#### CHALLENGE A:
Print the passage of the article on the Elbaz wire fraud decision starting at "This month, the" and ending at "traditional fraud prosecutions.".
#### CHALLENGE B:
In the article on the Elbaz wire fraud decision, which company, and based in which country, pressed investors to keep depositing more funds?
#### CHALLENGE C:
Decide whether each statement agrees with the article on the Elbaz wire fraud decision, answering yes or no and quoting the words that decide it: (i) The Fourth Circuit held that the federal wire fraud statute applies extraterritorially. (ii) The profits on a binary option are fixed. (iii) Yukom allowed investors to withdraw their funds.

#### EXCERPT PROVIDED:
>> Begin

Fraud Abroad? The Fourth Circuit Clarifies When Defendants May Be Prosecuted In The United States for International Fraud.

This month, the Fourth Circuit issued its decision in United States v. Elbaz, 52 F.4th 593 (4th Cir. 2022) on rehearing. The Fourth Circuit clarified that the federal wire fraud statute does not apply extraterritorially, but that the use of United States wires to conduct foreign fraud can justify U.S. prosecution. This has ramifications for digital fraud and for venue challenges to traditional fraud prosecutions.


The key conduct in the case occurred in Israel. Lee Elbaz, her co-conspirators, and several companies offered investors “binary option” contracts. Like normal option contracts, investors were paying a premium based on speculation that an asset would be above or below a certain strike price at the contract’s expiration. Unlike normal options, the owner does not have the right to purchase the underlying asset, nor is the potential profit related to the difference between the actual and strike price at expiration. Rather, the profits are fixed. Moreover, the timeframe is typically very short: minutes or hours. To use the court’s illustration:

[A] binary option might expire in five hours with a “strike price” of $70 for a certain stock. In other words, it’s a bet that the price of a certain stock will be above $70. And the option will have a payout if you win—let’s say $100—and a cost to buy, let’s say $40. If the stock price is above $70 at expiration, you get $100, and so you profit $60. If the stock price is $70 or lower, you get nothing, and lose your $40.

Essentially, stock market gambling.

The scheme involved multiple steps and companies. First, two companies would solicit investors for the binary-option investments. Investors who responded to the solicitations were handed off to a third company that would persuade the investor to become a client and make make an initial deposit. Once the investors were hooked, the investors would transfer to Yukom Communications, based in Israel, where Ms. Elbaz and others—operating under fake names—would lie about their credentials, experience, investment performance, and financial incentives to convince the investors to deposit more and more funds. Yukom would prevent the investors from withdrawing funds—netting more than $100 million worldwide, including millions from American victims.

>> End

#### INFORMATION SHOWN:
>> Begin

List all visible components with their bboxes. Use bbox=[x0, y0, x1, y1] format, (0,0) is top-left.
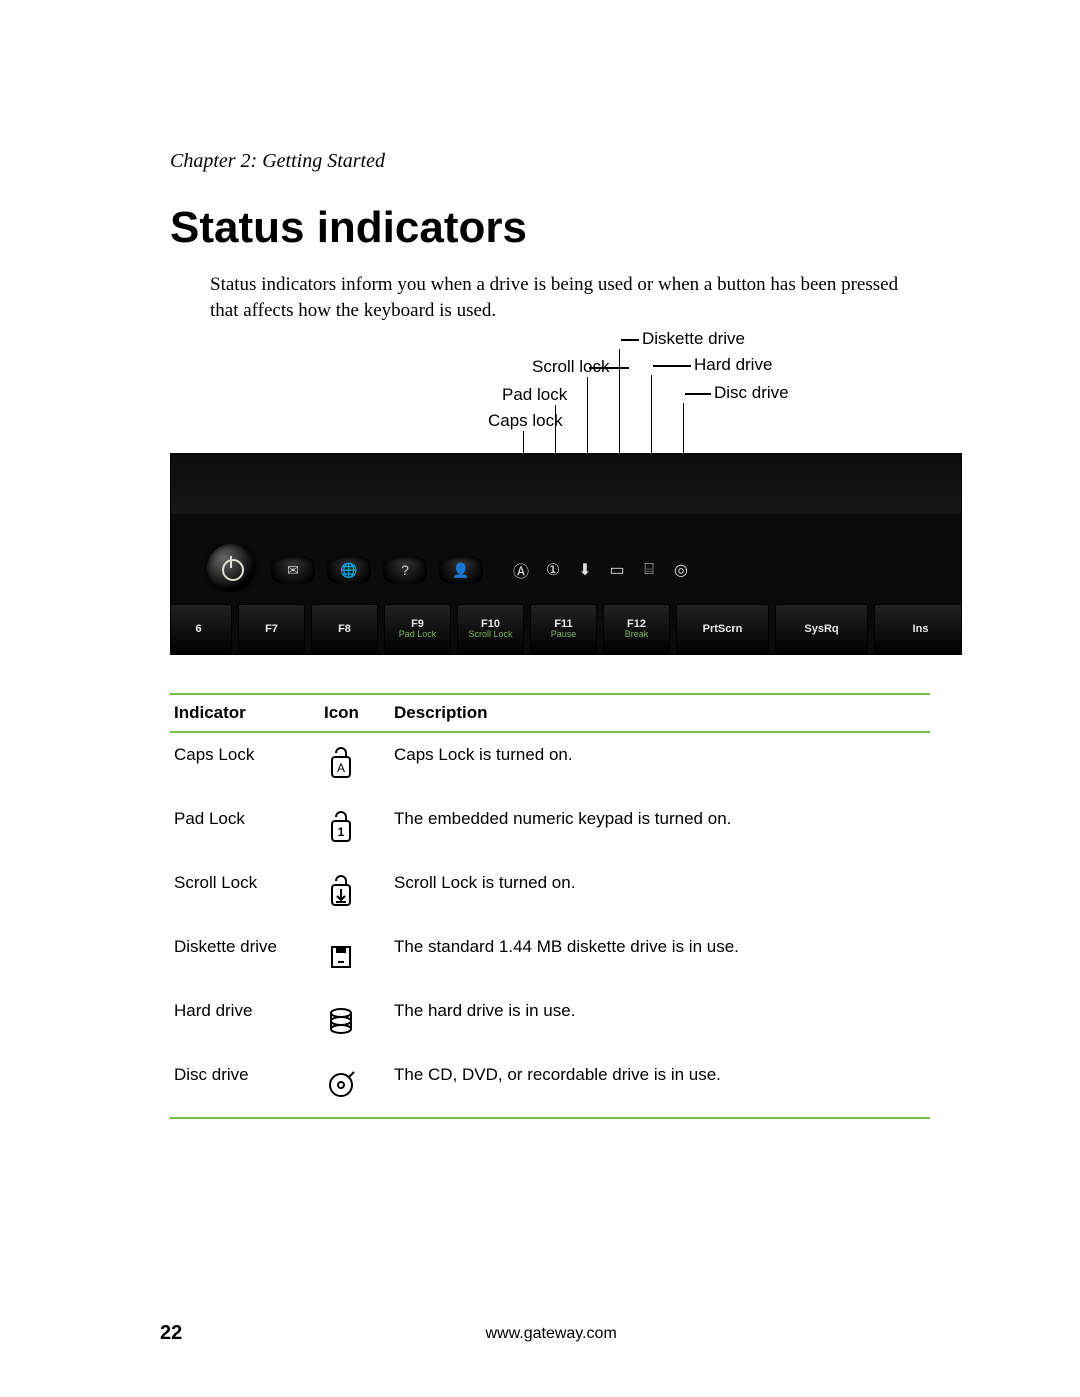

>> End

#### SOLUTION A:
This month, the Fourth Circuit issued its decision in United States v. Elbaz, 52 F.4th 593 (4th Cir. 2022) on rehearing. The Fourth Circuit clarified that the federal wire fraud statute does not apply extraterritorially, but that the use of United States wires to conduct foreign fraud can justify U.S. prosecution. This has ramifications for digital fraud and for venue challenges to traditional fraud prosecutions.

#### SOLUTION B:
Yukom Communications, based in Israel.

#### SOLUTION C:
(i) No: "the federal wire fraud statute does not apply extraterritorially"
(ii) Yes: "Rather, the profits are fixed."
(iii) No: "Yukom would prevent the investors from withdrawing funds"